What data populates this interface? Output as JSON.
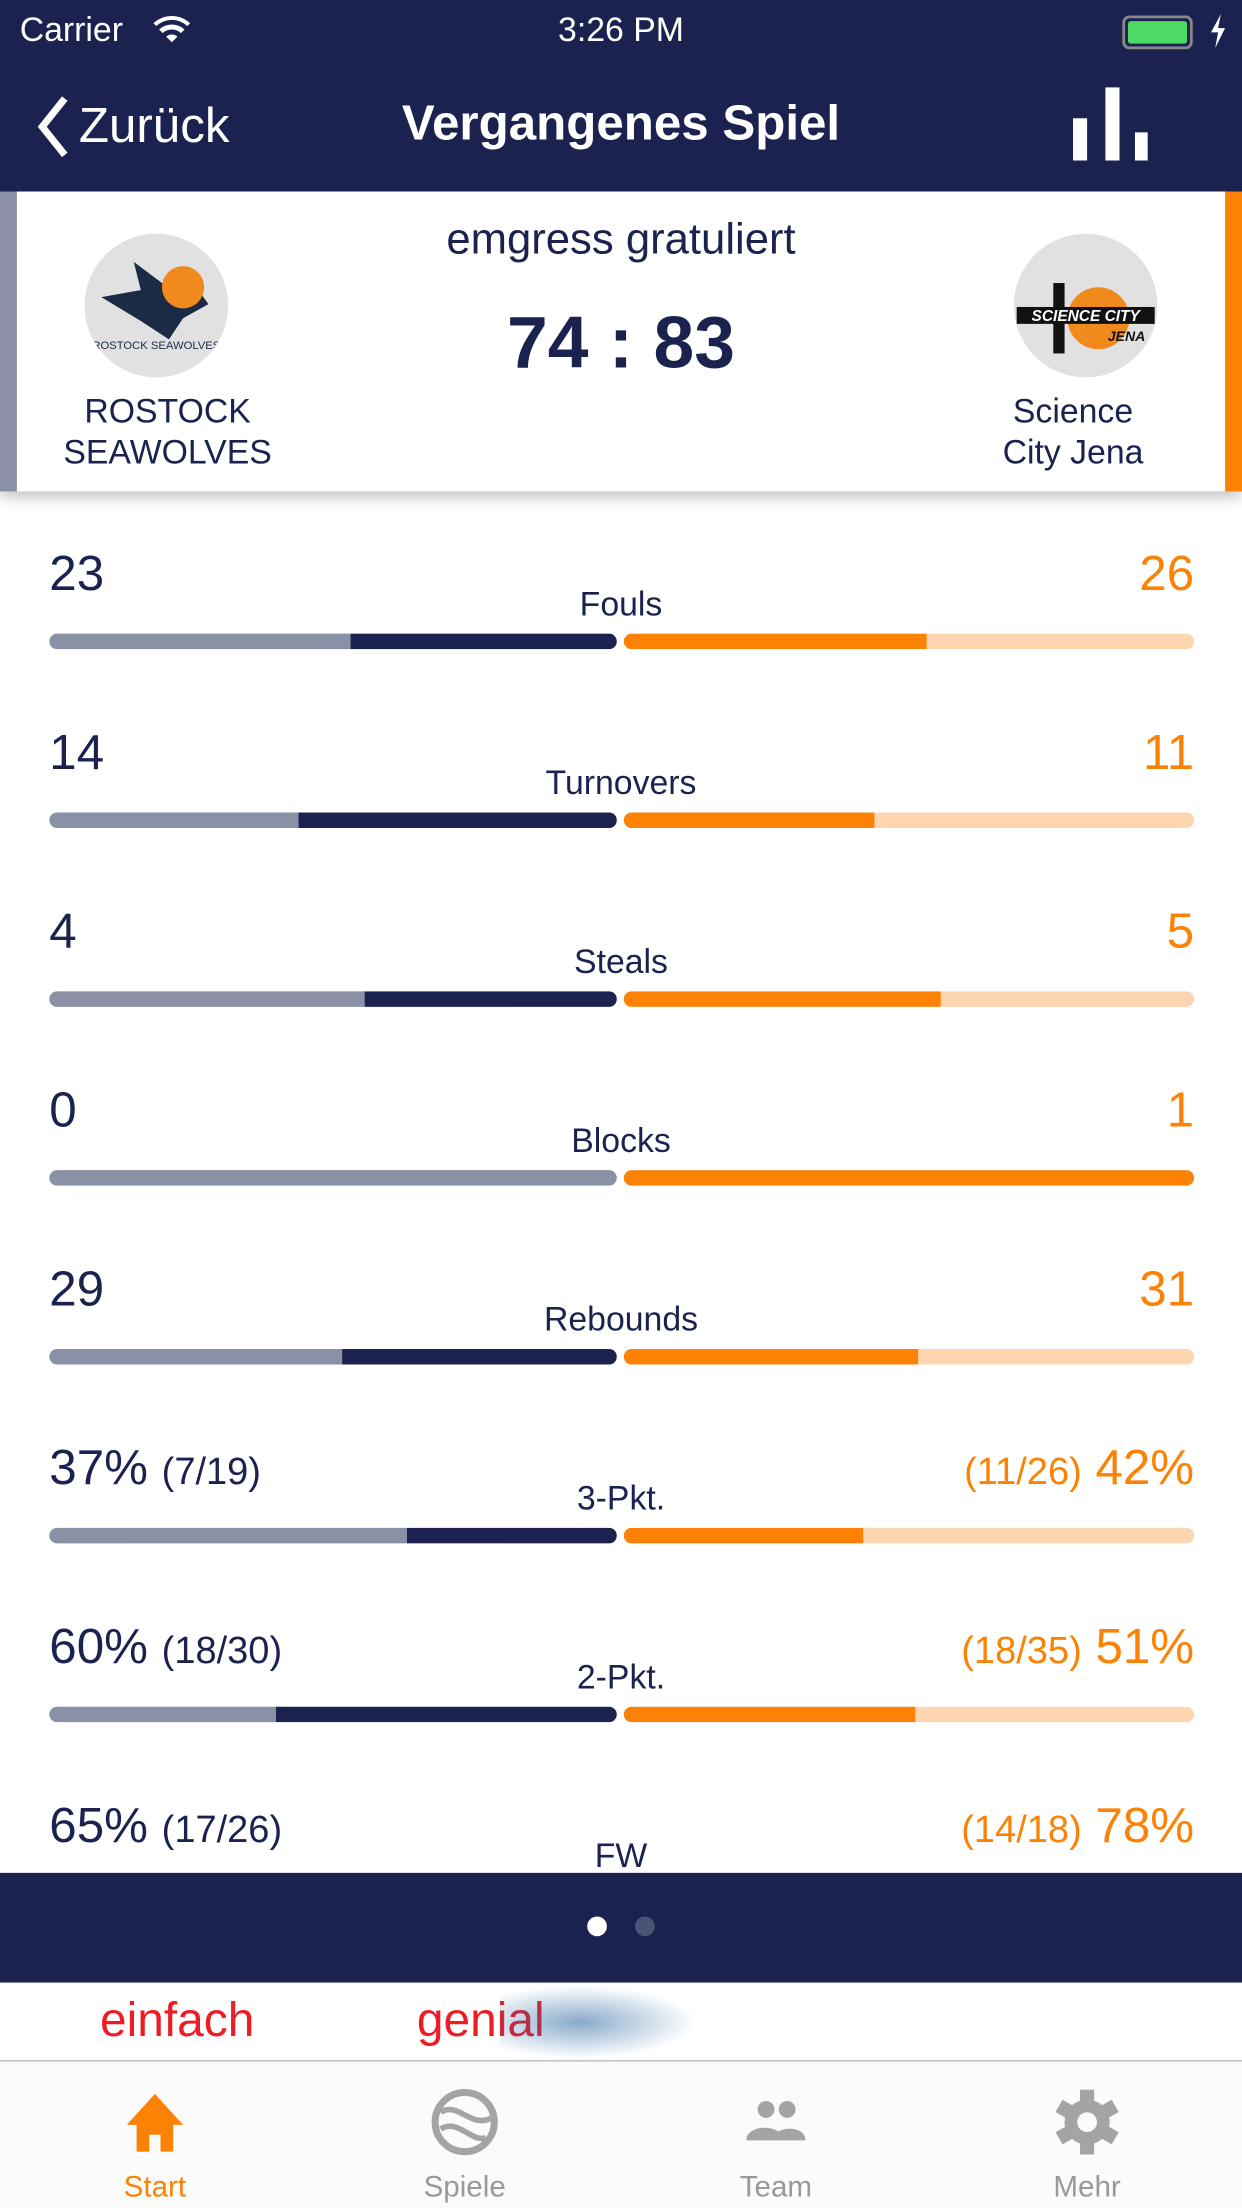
{
  "status_bar": {
    "carrier": "Carrier",
    "time": "3:26 PM",
    "battery_color": "#4cd964"
  },
  "nav": {
    "back_label": "Zurück",
    "title": "Vergangenes Spiel",
    "right_icon": "bar-chart-icon"
  },
  "colors": {
    "navy": "#1b2250",
    "orange": "#fb8204",
    "grey": "#8a90a6",
    "light_orange": "#fdd5b0"
  },
  "game": {
    "sponsor_text": "emgress gratuliert",
    "score": "74 : 83",
    "home": {
      "name_line1": "ROSTOCK",
      "name_line2": "SEAWOLVES",
      "logo_text": "ROSTOCK SEAWOLVES"
    },
    "away": {
      "name_line1": "Science",
      "name_line2": "City Jena",
      "logo_text": "SCIENCE CITY JENA"
    }
  },
  "stats": [
    {
      "label": "Fouls",
      "home": "23",
      "home_sub": "",
      "away": "26",
      "away_sub": "",
      "home_share": 0.469,
      "away_share": 0.531
    },
    {
      "label": "Turnovers",
      "home": "14",
      "home_sub": "",
      "away": "11",
      "away_sub": "",
      "home_share": 0.56,
      "away_share": 0.44
    },
    {
      "label": "Steals",
      "home": "4",
      "home_sub": "",
      "away": "5",
      "away_sub": "",
      "home_share": 0.444,
      "away_share": 0.556
    },
    {
      "label": "Blocks",
      "home": "0",
      "home_sub": "",
      "away": "1",
      "away_sub": "",
      "home_share": 0,
      "away_share": 1
    },
    {
      "label": "Rebounds",
      "home": "29",
      "home_sub": "",
      "away": "31",
      "away_sub": "",
      "home_share": 0.483,
      "away_share": 0.517
    },
    {
      "label": "3-Pkt.",
      "home": "37%",
      "home_sub": "(7/19)",
      "away": "42%",
      "away_sub": "(11/26)",
      "home_share": 0.37,
      "away_share": 0.42
    },
    {
      "label": "2-Pkt.",
      "home": "60%",
      "home_sub": "(18/30)",
      "away": "51%",
      "away_sub": "(18/35)",
      "home_share": 0.6,
      "away_share": 0.51
    },
    {
      "label": "FW",
      "home": "65%",
      "home_sub": "(17/26)",
      "away": "78%",
      "away_sub": "(14/18)",
      "home_share": 0.65,
      "away_share": 0.78
    }
  ],
  "pager": {
    "pages": 2,
    "current": 1
  },
  "ad": {
    "word1": "einfach",
    "word2": "genial"
  },
  "tabs": [
    {
      "label": "Start",
      "icon": "home-icon",
      "active": true
    },
    {
      "label": "Spiele",
      "icon": "ball-icon"
    },
    {
      "label": "Team",
      "icon": "team-icon"
    },
    {
      "label": "Mehr",
      "icon": "gear-icon"
    }
  ]
}
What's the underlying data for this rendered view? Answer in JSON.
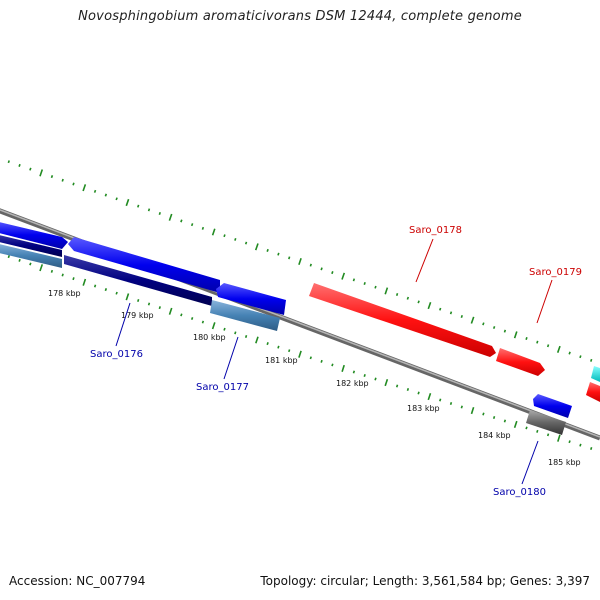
{
  "title": "Novosphingobium aromaticivorans DSM 12444, complete genome",
  "footer": {
    "accession": "Accession: NC_007794",
    "summary": "Topology: circular; Length: 3,561,584 bp; Genes: 3,397"
  },
  "kbp_ticks": [
    "178 kbp",
    "179 kbp",
    "180 kbp",
    "181 kbp",
    "182 kbp",
    "183 kbp",
    "184 kbp",
    "185 kbp"
  ],
  "gene_labels": {
    "saro0176": "Saro_0176",
    "saro0177": "Saro_0177",
    "saro0178": "Saro_0178",
    "saro0179": "Saro_0179",
    "saro0180": "Saro_0180"
  },
  "colors": {
    "forward_gene": "#0000ee",
    "reverse_gene": "#ff1111",
    "rna_gene": "#4682b4",
    "dark_gene": "#000080",
    "other_gene": "#555555",
    "tick": "#228b22",
    "backbone": "#808080",
    "label_blue": "#0000aa",
    "label_red": "#cc0000"
  }
}
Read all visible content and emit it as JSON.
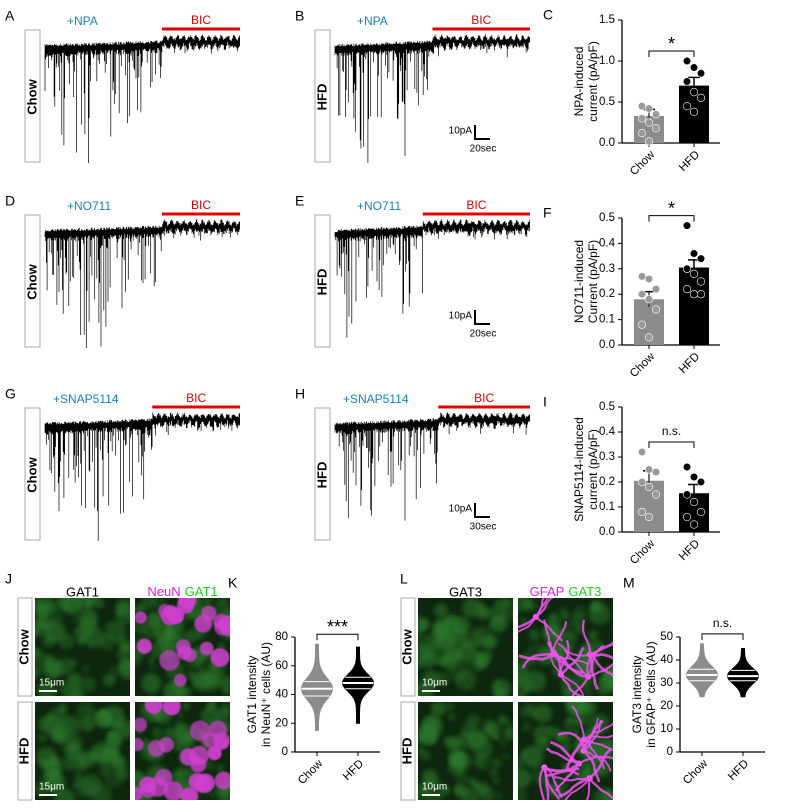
{
  "traces": [
    {
      "letter": "A",
      "drug": "+NPA",
      "blocker": "BIC",
      "group": "Chow"
    },
    {
      "letter": "B",
      "drug": "+NPA",
      "blocker": "BIC",
      "group": "HFD",
      "scale_y": "10pA",
      "scale_x": "20sec"
    },
    {
      "letter": "D",
      "drug": "+NO711",
      "blocker": "BIC",
      "group": "Chow"
    },
    {
      "letter": "E",
      "drug": "+NO711",
      "blocker": "BIC",
      "group": "HFD",
      "scale_y": "10pA",
      "scale_x": "20sec"
    },
    {
      "letter": "G",
      "drug": "+SNAP5114",
      "blocker": "BIC",
      "group": "Chow"
    },
    {
      "letter": "H",
      "drug": "+SNAP5114",
      "blocker": "BIC",
      "group": "HFD",
      "scale_y": "10pA",
      "scale_x": "30sec"
    }
  ],
  "images": [
    {
      "letter": "J",
      "header_left": "GAT1",
      "header_right": [
        "NeuN",
        "GAT1"
      ],
      "rows": [
        "Chow",
        "HFD"
      ],
      "scale": "15μm"
    },
    {
      "letter": "L",
      "header_left": "GAT3",
      "header_right": [
        "GFAP",
        "GAT3"
      ],
      "rows": [
        "Chow",
        "HFD"
      ],
      "scale": "10μm"
    }
  ],
  "chart_data": [
    {
      "type": "bar",
      "panel": "C",
      "ylabel": [
        "NPA-induced",
        "current (pA/pF)"
      ],
      "categories": [
        "Chow",
        "HFD"
      ],
      "values": [
        0.33,
        0.7
      ],
      "errors": [
        0.08,
        0.1
      ],
      "points": [
        [
          0.45,
          0.42,
          0.35,
          0.3,
          0.25,
          0.18,
          0.12,
          0.02
        ],
        [
          1.0,
          0.92,
          0.85,
          0.75,
          0.62,
          0.55,
          0.45,
          0.38
        ]
      ],
      "colors": [
        "#8c8c8c",
        "#000000"
      ],
      "ylim": [
        0,
        1.5
      ],
      "yticks": [
        {
          "value": 0,
          "label": "0.0"
        },
        0.5,
        {
          "value": 1,
          "label": "1.0"
        },
        1.5
      ],
      "significance": "*"
    },
    {
      "type": "bar",
      "panel": "F",
      "ylabel": [
        "NO711-induced",
        "Current (pA/pF)"
      ],
      "categories": [
        "Chow",
        "HFD"
      ],
      "values": [
        0.18,
        0.305
      ],
      "errors": [
        0.03,
        0.03
      ],
      "points": [
        [
          0.27,
          0.26,
          0.22,
          0.2,
          0.18,
          0.14,
          0.08,
          0.03
        ],
        [
          0.47,
          0.36,
          0.34,
          0.3,
          0.28,
          0.25,
          0.22,
          0.2,
          0.2
        ]
      ],
      "colors": [
        "#8c8c8c",
        "#000000"
      ],
      "ylim": [
        0,
        0.5
      ],
      "yticks": [
        {
          "value": 0,
          "label": "0.0"
        },
        0.1,
        0.2,
        0.3,
        0.4,
        0.5
      ],
      "significance": "*"
    },
    {
      "type": "bar",
      "panel": "I",
      "ylabel": [
        "SNAP5114-induced",
        "current (pA/pF)"
      ],
      "categories": [
        "Chow",
        "HFD"
      ],
      "values": [
        0.205,
        0.155
      ],
      "errors": [
        0.04,
        0.035
      ],
      "points": [
        [
          0.32,
          0.25,
          0.24,
          0.2,
          0.18,
          0.15,
          0.08,
          0.06
        ],
        [
          0.26,
          0.22,
          0.2,
          0.15,
          0.12,
          0.08,
          0.06,
          0.03
        ]
      ],
      "colors": [
        "#8c8c8c",
        "#000000"
      ],
      "ylim": [
        0,
        0.5
      ],
      "yticks": [
        {
          "value": 0,
          "label": "0.0"
        },
        0.1,
        0.2,
        0.3,
        0.4,
        0.5
      ],
      "significance": "n.s."
    },
    {
      "type": "violin",
      "panel": "K",
      "ylabel": [
        "GAT1 intensity",
        "in NeuN⁺ cells (AU)"
      ],
      "categories": [
        "Chow",
        "HFD"
      ],
      "stats": [
        [
          15,
          39,
          44,
          49,
          75
        ],
        [
          20,
          44,
          48,
          52,
          73
        ]
      ],
      "colors": [
        "#8c8c8c",
        "#000000"
      ],
      "ylim": [
        0,
        80
      ],
      "yticks": [
        0,
        20,
        40,
        60,
        80
      ],
      "significance": "***"
    },
    {
      "type": "violin",
      "panel": "M",
      "ylabel": [
        "GAT3 intensity",
        "in GFAP⁺ cells (AU)"
      ],
      "categories": [
        "Chow",
        "HFD"
      ],
      "stats": [
        [
          24,
          31,
          33.5,
          36,
          47
        ],
        [
          24,
          31,
          33,
          35.5,
          45
        ]
      ],
      "colors": [
        "#8c8c8c",
        "#000000"
      ],
      "ylim": [
        0,
        50
      ],
      "yticks": [
        0,
        10,
        20,
        30,
        40,
        50
      ],
      "significance": "n.s."
    }
  ]
}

|---|

→ **What you will do**: Where a line of the records includes "JSON", copy it.

→ **Your response**:
What data populates this interface? Output as JSON.
What's the underlying data for this rendered view? Answer in JSON.
Read all visible content and emit it as JSON.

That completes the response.